> **GIVEN EXERCISE**
Note each line where "Magnetic" appears, and copy it.
* * *
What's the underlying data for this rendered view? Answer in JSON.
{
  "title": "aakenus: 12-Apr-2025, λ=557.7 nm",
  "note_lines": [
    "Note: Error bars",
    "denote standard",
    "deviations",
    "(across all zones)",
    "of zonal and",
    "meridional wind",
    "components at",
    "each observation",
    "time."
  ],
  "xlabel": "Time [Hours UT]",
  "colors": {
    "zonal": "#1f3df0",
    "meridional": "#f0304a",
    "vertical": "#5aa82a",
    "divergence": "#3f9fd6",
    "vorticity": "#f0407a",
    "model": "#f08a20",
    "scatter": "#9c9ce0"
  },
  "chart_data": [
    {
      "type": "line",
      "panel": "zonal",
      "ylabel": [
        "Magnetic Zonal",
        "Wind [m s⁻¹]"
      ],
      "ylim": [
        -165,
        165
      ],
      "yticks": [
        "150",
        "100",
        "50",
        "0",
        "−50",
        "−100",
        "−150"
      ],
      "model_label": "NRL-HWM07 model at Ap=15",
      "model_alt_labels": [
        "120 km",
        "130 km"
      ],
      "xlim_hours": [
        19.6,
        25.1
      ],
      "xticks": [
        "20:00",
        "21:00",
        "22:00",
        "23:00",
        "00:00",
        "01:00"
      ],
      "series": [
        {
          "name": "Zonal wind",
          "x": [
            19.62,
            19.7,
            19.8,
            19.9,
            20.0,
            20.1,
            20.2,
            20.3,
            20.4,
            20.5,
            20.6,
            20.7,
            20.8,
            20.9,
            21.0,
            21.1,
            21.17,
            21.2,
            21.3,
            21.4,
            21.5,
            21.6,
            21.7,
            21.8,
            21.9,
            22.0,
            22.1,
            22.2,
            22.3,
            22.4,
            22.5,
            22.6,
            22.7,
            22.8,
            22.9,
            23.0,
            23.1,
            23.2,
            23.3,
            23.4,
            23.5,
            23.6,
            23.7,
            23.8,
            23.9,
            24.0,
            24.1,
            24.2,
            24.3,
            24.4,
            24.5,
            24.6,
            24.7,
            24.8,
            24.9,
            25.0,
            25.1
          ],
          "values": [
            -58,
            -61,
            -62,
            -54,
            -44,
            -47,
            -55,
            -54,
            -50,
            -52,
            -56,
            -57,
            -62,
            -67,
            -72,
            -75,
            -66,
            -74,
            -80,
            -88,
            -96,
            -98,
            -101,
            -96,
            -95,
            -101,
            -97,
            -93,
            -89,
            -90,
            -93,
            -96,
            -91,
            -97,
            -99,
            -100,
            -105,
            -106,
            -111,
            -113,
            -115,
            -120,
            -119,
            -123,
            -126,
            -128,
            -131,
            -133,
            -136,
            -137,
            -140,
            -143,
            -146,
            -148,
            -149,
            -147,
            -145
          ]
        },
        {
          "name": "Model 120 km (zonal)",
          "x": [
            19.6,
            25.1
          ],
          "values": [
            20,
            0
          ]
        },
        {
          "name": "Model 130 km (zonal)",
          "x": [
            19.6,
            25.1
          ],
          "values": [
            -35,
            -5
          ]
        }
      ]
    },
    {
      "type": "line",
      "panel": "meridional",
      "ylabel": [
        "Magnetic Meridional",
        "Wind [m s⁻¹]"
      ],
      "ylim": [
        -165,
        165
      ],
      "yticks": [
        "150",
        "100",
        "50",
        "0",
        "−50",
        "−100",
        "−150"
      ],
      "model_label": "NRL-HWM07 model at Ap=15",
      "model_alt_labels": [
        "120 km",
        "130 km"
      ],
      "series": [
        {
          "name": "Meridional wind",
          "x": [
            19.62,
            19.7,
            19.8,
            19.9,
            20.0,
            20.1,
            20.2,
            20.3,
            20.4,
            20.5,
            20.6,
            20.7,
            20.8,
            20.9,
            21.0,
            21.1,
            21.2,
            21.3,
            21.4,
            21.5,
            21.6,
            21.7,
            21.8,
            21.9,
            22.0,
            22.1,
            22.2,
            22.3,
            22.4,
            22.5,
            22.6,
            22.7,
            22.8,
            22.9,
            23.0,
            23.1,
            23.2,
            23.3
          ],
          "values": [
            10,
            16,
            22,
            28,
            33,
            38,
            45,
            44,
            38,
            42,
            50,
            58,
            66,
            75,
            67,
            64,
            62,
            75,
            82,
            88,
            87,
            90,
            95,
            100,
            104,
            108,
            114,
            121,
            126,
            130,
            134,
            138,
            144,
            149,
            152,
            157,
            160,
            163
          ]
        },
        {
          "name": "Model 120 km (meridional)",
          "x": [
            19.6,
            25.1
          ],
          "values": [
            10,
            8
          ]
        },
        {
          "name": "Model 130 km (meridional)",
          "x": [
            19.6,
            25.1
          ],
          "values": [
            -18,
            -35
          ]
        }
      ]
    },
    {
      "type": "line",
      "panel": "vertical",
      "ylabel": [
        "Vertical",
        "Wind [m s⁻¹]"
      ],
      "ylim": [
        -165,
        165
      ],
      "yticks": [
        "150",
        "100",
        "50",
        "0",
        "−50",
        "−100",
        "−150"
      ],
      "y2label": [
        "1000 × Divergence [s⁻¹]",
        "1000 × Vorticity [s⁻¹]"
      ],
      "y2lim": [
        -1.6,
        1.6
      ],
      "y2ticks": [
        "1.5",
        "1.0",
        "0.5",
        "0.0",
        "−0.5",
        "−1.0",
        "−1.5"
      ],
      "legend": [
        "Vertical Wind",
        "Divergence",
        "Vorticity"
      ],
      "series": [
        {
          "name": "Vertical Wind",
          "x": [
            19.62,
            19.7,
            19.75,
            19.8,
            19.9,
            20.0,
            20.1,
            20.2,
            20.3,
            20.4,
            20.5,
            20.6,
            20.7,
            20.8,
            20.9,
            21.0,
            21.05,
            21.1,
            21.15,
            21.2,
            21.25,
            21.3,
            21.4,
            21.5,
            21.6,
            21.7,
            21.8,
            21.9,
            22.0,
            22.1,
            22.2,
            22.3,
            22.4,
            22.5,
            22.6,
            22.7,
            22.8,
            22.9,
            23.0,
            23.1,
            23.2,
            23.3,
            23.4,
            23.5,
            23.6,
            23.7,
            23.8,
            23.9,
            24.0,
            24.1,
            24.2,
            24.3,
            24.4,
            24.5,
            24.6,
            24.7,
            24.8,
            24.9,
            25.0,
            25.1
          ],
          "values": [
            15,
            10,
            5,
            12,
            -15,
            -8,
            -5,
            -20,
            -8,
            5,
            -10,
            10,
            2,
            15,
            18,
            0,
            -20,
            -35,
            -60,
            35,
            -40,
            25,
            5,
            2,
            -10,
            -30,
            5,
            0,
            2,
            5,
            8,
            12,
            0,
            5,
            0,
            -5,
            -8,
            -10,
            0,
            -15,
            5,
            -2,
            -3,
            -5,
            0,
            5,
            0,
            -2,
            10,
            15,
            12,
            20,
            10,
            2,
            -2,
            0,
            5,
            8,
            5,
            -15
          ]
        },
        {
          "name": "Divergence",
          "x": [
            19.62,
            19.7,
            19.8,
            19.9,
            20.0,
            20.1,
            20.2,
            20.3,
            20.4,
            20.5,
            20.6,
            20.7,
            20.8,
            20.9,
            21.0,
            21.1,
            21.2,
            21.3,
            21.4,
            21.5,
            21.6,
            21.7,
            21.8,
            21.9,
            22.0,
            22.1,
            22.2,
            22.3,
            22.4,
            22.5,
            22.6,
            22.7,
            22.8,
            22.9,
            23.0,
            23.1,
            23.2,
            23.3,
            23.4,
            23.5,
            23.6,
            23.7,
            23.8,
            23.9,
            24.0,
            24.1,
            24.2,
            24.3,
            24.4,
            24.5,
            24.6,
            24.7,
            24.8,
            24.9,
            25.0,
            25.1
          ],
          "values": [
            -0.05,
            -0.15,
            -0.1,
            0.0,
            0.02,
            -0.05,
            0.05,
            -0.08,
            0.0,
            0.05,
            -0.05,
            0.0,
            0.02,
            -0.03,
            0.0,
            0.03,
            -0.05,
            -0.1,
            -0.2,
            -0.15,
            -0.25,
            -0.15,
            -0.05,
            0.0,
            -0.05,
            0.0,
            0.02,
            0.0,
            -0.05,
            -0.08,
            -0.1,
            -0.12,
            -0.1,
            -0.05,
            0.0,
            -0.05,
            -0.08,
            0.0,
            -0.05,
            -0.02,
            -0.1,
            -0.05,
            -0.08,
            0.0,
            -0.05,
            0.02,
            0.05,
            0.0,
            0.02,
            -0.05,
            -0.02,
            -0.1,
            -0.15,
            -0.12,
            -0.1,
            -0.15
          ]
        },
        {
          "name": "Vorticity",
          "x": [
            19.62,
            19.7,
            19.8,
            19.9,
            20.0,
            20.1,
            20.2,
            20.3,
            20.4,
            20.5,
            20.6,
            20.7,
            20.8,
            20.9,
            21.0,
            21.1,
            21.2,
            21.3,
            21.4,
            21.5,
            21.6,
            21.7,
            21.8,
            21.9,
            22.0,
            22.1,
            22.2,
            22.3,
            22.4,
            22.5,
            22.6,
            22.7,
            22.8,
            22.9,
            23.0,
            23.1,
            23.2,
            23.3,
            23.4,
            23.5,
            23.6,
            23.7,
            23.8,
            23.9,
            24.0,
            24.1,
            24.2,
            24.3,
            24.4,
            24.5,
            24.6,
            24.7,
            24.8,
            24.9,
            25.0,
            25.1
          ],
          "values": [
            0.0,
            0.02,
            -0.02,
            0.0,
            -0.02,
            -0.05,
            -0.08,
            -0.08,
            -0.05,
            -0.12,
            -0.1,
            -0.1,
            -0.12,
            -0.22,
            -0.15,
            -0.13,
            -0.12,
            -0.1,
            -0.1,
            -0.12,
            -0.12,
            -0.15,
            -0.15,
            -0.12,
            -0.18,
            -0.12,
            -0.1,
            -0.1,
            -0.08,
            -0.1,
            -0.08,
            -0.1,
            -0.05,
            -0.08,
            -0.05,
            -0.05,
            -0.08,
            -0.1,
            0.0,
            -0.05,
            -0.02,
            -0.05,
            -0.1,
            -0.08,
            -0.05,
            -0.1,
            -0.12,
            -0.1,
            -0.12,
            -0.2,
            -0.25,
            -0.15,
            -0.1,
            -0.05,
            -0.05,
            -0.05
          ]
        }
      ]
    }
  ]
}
* * *
> **CORRECT OUTPUT**
        "Magnetic Zonal",
        "Magnetic Meridional",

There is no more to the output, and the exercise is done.